***** DATA PROVIDED *****

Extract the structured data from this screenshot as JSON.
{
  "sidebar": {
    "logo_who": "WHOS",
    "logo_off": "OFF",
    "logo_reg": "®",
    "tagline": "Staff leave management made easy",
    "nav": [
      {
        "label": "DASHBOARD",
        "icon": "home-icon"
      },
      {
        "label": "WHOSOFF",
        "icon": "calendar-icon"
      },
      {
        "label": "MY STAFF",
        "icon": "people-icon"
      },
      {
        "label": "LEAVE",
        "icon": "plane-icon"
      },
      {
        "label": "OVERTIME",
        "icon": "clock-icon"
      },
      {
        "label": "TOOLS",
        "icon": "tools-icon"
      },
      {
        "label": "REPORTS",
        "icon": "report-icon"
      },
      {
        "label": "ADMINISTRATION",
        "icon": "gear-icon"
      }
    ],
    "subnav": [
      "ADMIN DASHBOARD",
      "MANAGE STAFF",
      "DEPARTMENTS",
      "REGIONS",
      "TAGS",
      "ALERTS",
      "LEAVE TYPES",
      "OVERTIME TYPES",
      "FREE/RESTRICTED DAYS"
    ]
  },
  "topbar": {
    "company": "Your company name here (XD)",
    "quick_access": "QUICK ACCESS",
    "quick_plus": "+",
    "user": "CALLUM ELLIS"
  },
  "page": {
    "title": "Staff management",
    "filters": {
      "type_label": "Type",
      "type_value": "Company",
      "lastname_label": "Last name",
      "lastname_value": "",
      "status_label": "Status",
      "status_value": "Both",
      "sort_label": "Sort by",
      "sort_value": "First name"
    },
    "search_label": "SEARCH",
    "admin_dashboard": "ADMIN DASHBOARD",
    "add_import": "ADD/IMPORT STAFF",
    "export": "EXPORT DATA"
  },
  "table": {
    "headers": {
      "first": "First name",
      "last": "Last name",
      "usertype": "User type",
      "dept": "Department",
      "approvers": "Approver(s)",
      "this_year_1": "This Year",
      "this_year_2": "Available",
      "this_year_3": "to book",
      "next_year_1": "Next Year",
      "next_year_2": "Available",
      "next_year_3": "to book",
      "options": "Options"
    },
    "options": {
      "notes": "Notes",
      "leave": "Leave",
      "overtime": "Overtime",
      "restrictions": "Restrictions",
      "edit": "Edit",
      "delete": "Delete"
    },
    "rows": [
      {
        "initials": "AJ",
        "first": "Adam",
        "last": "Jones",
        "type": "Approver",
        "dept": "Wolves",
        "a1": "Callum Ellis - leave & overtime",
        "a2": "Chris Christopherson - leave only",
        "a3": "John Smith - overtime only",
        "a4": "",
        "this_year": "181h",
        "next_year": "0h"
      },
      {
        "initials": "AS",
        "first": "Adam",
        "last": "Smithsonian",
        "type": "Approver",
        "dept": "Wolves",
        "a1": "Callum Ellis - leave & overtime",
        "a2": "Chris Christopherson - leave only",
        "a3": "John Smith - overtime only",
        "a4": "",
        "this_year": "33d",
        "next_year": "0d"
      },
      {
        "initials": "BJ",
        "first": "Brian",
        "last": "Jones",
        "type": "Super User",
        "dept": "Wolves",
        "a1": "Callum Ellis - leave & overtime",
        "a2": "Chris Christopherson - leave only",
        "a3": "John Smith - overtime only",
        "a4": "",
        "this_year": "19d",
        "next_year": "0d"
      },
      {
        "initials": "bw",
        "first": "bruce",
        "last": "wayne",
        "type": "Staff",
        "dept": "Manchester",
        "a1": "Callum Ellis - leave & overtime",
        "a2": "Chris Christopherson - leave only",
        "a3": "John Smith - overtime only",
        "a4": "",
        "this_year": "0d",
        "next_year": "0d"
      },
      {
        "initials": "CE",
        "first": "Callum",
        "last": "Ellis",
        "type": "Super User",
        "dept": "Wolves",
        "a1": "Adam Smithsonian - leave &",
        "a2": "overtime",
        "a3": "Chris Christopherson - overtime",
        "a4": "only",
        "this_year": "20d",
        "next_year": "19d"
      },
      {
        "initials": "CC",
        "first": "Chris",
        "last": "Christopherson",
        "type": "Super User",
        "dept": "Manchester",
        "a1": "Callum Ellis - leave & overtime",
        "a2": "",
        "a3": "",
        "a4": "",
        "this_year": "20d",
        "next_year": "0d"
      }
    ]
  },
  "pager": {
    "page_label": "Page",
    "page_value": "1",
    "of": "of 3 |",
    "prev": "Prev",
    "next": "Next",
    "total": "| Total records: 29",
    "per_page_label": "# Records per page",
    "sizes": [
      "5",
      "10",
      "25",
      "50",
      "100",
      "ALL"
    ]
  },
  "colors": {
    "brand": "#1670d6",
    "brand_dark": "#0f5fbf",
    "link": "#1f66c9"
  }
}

*****

- _STATED PROBLEM_
Transcribe the material above word for word.

- _SOLUTION TO THE EXERCISE_
Extract the structured data from this screenshot as JSON.
{
  "sidebar": {
    "logo_who": "WHOS",
    "logo_off": "OFF",
    "logo_reg": "®",
    "tagline": "Staff leave management made easy",
    "nav": [
      {
        "label": "DASHBOARD",
        "icon": "home-icon"
      },
      {
        "label": "WHOSOFF",
        "icon": "calendar-icon"
      },
      {
        "label": "MY STAFF",
        "icon": "people-icon"
      },
      {
        "label": "LEAVE",
        "icon": "plane-icon"
      },
      {
        "label": "OVERTIME",
        "icon": "clock-icon"
      },
      {
        "label": "TOOLS",
        "icon": "tools-icon"
      },
      {
        "label": "REPORTS",
        "icon": "report-icon"
      },
      {
        "label": "ADMINISTRATION",
        "icon": "gear-icon"
      }
    ],
    "subnav": [
      "ADMIN DASHBOARD",
      "MANAGE STAFF",
      "DEPARTMENTS",
      "REGIONS",
      "TAGS",
      "ALERTS",
      "LEAVE TYPES",
      "OVERTIME TYPES",
      "FREE/RESTRICTED DAYS"
    ]
  },
  "topbar": {
    "company": "Your company name here (XD)",
    "quick_access": "QUICK ACCESS",
    "quick_plus": "+",
    "user": "CALLUM ELLIS"
  },
  "page": {
    "title": "Staff management",
    "filters": {
      "type_label": "Type",
      "type_value": "Company",
      "lastname_label": "Last name",
      "lastname_value": "",
      "status_label": "Status",
      "status_value": "Both",
      "sort_label": "Sort by",
      "sort_value": "First name"
    },
    "search_label": "SEARCH",
    "admin_dashboard": "ADMIN DASHBOARD",
    "add_import": "ADD/IMPORT STAFF",
    "export": "EXPORT DATA"
  },
  "table": {
    "headers": {
      "first": "First name",
      "last": "Last name",
      "usertype": "User type",
      "dept": "Department",
      "approvers": "Approver(s)",
      "this_year_1": "This Year",
      "this_year_2": "Available",
      "this_year_3": "to book",
      "next_year_1": "Next Year",
      "next_year_2": "Available",
      "next_year_3": "to book",
      "options": "Options"
    },
    "options": {
      "notes": "Notes",
      "leave": "Leave",
      "overtime": "Overtime",
      "restrictions": "Restrictions",
      "edit": "Edit",
      "delete": "Delete"
    },
    "rows": [
      {
        "initials": "AJ",
        "first": "Adam",
        "last": "Jones",
        "type": "Approver",
        "dept": "Wolves",
        "a1": "Callum Ellis - leave & overtime",
        "a2": "Chris Christopherson - leave only",
        "a3": "John Smith - overtime only",
        "a4": "",
        "this_year": "181h",
        "next_year": "0h"
      },
      {
        "initials": "AS",
        "first": "Adam",
        "last": "Smithsonian",
        "type": "Approver",
        "dept": "Wolves",
        "a1": "Callum Ellis - leave & overtime",
        "a2": "Chris Christopherson - leave only",
        "a3": "John Smith - overtime only",
        "a4": "",
        "this_year": "33d",
        "next_year": "0d"
      },
      {
        "initials": "BJ",
        "first": "Brian",
        "last": "Jones",
        "type": "Super User",
        "dept": "Wolves",
        "a1": "Callum Ellis - leave & overtime",
        "a2": "Chris Christopherson - leave only",
        "a3": "John Smith - overtime only",
        "a4": "",
        "this_year": "19d",
        "next_year": "0d"
      },
      {
        "initials": "bw",
        "first": "bruce",
        "last": "wayne",
        "type": "Staff",
        "dept": "Manchester",
        "a1": "Callum Ellis - leave & overtime",
        "a2": "Chris Christopherson - leave only",
        "a3": "John Smith - overtime only",
        "a4": "",
        "this_year": "0d",
        "next_year": "0d"
      },
      {
        "initials": "CE",
        "first": "Callum",
        "last": "Ellis",
        "type": "Super User",
        "dept": "Wolves",
        "a1": "Adam Smithsonian - leave &",
        "a2": "overtime",
        "a3": "Chris Christopherson - overtime",
        "a4": "only",
        "this_year": "20d",
        "next_year": "19d"
      },
      {
        "initials": "CC",
        "first": "Chris",
        "last": "Christopherson",
        "type": "Super User",
        "dept": "Manchester",
        "a1": "Callum Ellis - leave & overtime",
        "a2": "",
        "a3": "",
        "a4": "",
        "this_year": "20d",
        "next_year": "0d"
      }
    ]
  },
  "pager": {
    "page_label": "Page",
    "page_value": "1",
    "of": "of 3 |",
    "prev": "Prev",
    "next": "Next",
    "total": "| Total records: 29",
    "per_page_label": "# Records per page",
    "sizes": [
      "5",
      "10",
      "25",
      "50",
      "100",
      "ALL"
    ]
  },
  "colors": {
    "brand": "#1670d6",
    "brand_dark": "#0f5fbf",
    "link": "#1f66c9"
  }
}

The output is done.